= WHAT THE EXERCISE ASKS =
Which lines hold the word "CourseChose"? Show each of them.

= MATERIAL SHOWN =
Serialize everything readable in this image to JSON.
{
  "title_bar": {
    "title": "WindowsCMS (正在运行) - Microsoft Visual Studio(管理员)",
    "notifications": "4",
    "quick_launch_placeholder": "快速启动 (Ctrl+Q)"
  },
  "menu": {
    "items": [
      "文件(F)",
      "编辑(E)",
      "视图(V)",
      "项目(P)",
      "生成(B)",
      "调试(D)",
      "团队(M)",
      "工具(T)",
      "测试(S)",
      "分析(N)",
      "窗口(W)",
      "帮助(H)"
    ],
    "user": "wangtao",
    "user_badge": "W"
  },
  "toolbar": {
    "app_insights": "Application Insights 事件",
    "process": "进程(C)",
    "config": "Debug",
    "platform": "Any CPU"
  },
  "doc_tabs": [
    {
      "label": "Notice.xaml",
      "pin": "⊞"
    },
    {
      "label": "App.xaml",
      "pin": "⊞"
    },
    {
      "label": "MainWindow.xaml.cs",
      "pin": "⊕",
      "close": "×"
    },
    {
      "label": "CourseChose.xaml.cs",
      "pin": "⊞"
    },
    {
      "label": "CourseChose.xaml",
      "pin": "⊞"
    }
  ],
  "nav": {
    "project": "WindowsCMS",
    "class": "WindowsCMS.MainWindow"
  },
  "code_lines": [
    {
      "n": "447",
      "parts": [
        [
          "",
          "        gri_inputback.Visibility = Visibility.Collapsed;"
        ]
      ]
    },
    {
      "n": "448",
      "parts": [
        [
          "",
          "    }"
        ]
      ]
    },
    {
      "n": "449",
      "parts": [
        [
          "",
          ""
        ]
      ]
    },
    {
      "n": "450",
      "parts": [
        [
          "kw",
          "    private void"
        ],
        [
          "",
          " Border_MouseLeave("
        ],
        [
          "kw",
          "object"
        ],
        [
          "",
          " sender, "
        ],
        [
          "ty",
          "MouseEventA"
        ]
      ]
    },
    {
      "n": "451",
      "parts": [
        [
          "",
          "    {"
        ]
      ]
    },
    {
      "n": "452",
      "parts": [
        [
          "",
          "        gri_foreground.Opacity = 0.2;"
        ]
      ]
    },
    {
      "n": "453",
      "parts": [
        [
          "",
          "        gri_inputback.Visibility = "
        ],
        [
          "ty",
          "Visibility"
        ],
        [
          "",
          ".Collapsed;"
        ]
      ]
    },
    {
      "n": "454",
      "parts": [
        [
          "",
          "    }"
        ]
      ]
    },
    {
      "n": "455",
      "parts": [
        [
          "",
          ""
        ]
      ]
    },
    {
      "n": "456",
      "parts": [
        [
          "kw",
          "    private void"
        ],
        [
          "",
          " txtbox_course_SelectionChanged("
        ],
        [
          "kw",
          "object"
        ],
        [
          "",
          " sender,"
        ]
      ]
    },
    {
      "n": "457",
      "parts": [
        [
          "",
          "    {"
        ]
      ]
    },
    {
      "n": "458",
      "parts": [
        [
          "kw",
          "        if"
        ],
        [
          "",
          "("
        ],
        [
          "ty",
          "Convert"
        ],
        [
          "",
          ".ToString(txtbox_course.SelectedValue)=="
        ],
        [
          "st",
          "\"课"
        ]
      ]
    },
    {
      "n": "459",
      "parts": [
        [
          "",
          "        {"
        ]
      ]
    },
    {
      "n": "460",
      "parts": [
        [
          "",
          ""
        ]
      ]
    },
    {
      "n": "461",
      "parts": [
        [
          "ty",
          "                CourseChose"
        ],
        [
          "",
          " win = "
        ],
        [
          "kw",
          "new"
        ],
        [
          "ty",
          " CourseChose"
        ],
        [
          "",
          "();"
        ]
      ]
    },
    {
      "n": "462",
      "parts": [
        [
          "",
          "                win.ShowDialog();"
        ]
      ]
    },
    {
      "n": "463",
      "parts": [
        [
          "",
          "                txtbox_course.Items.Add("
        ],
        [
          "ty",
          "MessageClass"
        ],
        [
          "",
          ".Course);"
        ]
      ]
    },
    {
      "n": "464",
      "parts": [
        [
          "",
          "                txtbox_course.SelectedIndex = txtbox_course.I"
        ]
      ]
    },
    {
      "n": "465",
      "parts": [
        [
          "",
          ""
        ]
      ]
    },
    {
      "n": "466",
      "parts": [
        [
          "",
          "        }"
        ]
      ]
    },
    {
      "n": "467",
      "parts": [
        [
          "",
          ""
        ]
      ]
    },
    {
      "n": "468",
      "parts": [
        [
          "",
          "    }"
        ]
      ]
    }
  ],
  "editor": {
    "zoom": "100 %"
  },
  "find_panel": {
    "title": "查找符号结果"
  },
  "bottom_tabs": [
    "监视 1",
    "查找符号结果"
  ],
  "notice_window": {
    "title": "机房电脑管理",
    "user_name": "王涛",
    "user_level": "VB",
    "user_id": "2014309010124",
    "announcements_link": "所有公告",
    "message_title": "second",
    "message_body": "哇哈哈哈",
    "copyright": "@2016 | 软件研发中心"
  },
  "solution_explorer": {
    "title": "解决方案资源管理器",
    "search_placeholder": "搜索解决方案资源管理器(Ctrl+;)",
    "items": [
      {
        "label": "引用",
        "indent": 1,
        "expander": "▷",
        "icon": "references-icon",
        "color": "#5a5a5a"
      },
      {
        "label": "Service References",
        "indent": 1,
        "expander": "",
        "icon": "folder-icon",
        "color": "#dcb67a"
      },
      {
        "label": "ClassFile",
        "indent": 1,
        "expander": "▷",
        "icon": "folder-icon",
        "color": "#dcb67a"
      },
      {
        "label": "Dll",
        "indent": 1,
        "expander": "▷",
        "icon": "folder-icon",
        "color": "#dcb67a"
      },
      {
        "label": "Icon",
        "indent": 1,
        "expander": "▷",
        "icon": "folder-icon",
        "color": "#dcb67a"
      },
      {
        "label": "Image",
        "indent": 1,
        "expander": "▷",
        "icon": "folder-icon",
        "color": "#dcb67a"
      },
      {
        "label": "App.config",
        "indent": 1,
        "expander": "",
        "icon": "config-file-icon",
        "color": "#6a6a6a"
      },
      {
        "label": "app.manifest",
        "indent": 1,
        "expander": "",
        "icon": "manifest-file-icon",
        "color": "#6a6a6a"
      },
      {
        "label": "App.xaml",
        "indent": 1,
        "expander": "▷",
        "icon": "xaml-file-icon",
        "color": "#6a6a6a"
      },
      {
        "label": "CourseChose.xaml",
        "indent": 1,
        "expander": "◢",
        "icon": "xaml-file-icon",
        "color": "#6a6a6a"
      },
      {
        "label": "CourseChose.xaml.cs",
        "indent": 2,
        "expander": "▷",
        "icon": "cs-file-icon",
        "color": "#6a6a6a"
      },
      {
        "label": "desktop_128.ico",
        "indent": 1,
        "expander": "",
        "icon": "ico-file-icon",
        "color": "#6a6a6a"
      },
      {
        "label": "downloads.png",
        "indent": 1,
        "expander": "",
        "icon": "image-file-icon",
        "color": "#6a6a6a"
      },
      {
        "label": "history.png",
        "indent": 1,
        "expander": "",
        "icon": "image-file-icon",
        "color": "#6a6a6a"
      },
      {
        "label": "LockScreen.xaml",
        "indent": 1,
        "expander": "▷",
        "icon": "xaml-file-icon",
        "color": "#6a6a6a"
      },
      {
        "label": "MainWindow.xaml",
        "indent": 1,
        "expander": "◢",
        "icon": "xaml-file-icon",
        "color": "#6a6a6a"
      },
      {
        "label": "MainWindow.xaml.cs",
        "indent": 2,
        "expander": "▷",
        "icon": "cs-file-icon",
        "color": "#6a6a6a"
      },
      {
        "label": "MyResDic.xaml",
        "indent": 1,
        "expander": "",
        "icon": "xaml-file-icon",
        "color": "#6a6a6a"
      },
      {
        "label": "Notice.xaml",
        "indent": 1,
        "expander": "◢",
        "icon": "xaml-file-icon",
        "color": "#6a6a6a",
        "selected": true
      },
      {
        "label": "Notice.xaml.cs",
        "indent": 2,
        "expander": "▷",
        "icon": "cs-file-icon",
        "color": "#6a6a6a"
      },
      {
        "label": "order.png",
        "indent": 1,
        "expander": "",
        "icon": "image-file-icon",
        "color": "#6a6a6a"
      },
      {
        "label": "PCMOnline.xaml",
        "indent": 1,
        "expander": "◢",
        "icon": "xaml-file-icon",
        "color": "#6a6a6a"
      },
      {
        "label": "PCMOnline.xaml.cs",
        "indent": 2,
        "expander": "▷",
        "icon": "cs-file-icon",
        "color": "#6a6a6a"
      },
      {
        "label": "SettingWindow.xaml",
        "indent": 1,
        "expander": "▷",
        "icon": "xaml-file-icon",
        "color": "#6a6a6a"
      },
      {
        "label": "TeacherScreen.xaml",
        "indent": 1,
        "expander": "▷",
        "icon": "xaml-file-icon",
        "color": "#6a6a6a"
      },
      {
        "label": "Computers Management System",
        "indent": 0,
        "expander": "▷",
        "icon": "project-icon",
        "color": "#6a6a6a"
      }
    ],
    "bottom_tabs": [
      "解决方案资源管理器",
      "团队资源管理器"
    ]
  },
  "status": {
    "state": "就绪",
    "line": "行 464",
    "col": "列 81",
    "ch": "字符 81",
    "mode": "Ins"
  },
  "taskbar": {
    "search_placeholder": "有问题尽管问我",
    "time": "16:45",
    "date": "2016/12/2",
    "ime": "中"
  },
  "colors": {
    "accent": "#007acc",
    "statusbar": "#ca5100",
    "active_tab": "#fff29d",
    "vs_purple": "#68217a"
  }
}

= WRITTEN ANSWER =
      "label": "CourseChose.xaml.cs",
      "label": "CourseChose.xaml",
          "                CourseChose"
          " CourseChose"
        "label": "CourseChose.xaml",
        "label": "CourseChose.xaml.cs",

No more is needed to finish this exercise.